begin SUPPLIED MATERIAL
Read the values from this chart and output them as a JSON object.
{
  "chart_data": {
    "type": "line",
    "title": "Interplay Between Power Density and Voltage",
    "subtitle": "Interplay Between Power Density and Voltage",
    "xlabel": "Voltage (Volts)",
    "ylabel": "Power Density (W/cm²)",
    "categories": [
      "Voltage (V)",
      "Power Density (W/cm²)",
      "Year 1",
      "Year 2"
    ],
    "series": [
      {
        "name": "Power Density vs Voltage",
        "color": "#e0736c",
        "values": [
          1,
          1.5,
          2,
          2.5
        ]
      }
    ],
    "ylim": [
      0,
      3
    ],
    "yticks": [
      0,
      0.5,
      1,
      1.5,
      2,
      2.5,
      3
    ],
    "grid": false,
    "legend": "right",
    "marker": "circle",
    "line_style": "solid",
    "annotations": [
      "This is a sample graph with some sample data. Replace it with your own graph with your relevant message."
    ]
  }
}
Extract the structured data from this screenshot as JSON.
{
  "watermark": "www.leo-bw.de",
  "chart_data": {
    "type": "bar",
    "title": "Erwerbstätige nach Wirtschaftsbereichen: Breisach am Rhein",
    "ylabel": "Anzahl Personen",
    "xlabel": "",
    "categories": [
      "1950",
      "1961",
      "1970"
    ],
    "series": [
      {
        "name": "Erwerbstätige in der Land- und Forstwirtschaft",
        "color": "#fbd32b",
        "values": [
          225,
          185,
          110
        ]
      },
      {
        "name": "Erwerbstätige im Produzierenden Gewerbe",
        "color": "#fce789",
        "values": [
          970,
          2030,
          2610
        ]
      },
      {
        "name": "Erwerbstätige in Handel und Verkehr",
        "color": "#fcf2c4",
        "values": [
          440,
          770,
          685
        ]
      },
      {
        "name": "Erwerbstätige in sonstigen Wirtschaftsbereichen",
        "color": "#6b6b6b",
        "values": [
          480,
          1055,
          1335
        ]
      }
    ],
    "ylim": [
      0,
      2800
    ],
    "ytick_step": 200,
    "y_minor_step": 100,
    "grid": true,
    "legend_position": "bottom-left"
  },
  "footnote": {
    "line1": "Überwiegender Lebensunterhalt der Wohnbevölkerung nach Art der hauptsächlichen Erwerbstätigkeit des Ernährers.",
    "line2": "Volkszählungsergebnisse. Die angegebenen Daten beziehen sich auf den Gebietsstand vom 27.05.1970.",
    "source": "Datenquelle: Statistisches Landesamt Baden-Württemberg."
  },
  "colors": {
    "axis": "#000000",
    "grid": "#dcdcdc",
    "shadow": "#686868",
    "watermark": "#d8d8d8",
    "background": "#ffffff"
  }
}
end SUPPLIED MATERIAL
*DO THIS*: Tally the lines in the records above that contain the word "Between", and give only that number.

*COMPLETED TASK*: 2